● **PROBLEM TO WORK ON**
Can you rewrite the records below as a numbered list, with every line kept and any blank lines dropped?

● **AVAILABLE DATA**

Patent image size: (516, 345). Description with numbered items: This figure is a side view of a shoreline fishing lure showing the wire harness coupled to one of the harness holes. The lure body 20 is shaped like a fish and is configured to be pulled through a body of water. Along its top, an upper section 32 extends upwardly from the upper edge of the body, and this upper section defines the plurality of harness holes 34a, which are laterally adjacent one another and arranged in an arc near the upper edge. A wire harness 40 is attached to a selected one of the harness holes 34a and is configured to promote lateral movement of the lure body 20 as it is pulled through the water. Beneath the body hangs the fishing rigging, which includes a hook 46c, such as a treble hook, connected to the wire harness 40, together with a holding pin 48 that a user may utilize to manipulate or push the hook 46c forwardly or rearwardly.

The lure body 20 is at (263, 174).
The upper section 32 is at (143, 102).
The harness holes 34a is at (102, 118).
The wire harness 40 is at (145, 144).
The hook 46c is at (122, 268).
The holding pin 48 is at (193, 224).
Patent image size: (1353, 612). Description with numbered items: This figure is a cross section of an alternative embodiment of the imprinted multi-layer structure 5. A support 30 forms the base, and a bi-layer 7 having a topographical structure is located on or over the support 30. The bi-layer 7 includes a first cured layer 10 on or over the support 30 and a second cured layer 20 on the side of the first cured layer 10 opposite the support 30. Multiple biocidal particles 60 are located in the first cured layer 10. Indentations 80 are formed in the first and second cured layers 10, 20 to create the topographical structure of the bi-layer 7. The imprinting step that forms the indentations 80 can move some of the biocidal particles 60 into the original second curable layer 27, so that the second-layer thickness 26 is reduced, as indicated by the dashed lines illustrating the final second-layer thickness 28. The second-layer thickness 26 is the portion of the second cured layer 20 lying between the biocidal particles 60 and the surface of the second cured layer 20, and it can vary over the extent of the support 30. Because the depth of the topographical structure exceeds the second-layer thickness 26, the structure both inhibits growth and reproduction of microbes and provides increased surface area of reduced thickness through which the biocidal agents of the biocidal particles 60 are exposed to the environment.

● **RESPONSE FOR THIS EXERCISE**
1. Patent image size: (516, 345). Description with numbered items: This figure is a side view of a shoreline fishing lure showing the wire harness coupled to one of the harness holes. The lure body 20 is shaped like a fish and is configured to be pulled through a body of water. Along its top, an upper section 32 extends upwardly from the upper edge of the body, and this upper section defines the plurality of harness holes 34a, which are laterally adjacent one another and arranged in an arc near the upper edge. A wire harness 40 is attached to a selected one of the harness holes 34a and is configured to promote lateral movement of the lure body 20 as it is pulled through the water. Beneath the body hangs the fishing rigging, which includes a hook 46c, such as a treble hook, connected to the wire harness 40, together with a holding pin 48 that a user may utilize to manipulate or push the hook 46c forwardly or rearwardly.
2. The lure body 20 is at (263, 174).
3. The upper section 32 is at (143, 102).
4. The harness holes 34a is at (102, 118).
5. The wire harness 40 is at (145, 144).
6. The hook 46c is at (122, 268).
7. The holding pin 48 is at (193, 224).
8. Patent image size: (1353, 612). Description with numbered items: This figure is a cross section of an alternative embodiment of the imprinted multi-layer structure 5. A support 30 forms the base, and a bi-layer 7 having a topographical structure is located on or over the support 30. The bi-layer 7 includes a first cured layer 10 on or over the support 30 and a second cured layer 20 on the side of the first cured layer 10 opposite the support 30. Multiple biocidal particles 60 are located in the first cured layer 10. Indentations 80 are formed in the first and second cured layers 10, 20 to create the topographical structure of the bi-layer 7. The imprinting step that forms the indentations 80 can move some of the biocidal particles 60 into the original second curable layer 27, so that the second-layer thickness 26 is reduced, as indicated by the dashed lines illustrating the final second-layer thickness 28. The second-layer thickness 26 is the portion of the second cured layer 20 lying between the biocidal particles 60 and the surface of the second cured layer 20, and it can vary over the extent of the support 30. Because the depth of the topographical structure exceeds the second-layer thickness 26, the structure both inhibits growth and reproduction of microbes and provides increased surface area of reduced thickness through which the biocidal agents of the biocidal particles 60 are exposed to the environment.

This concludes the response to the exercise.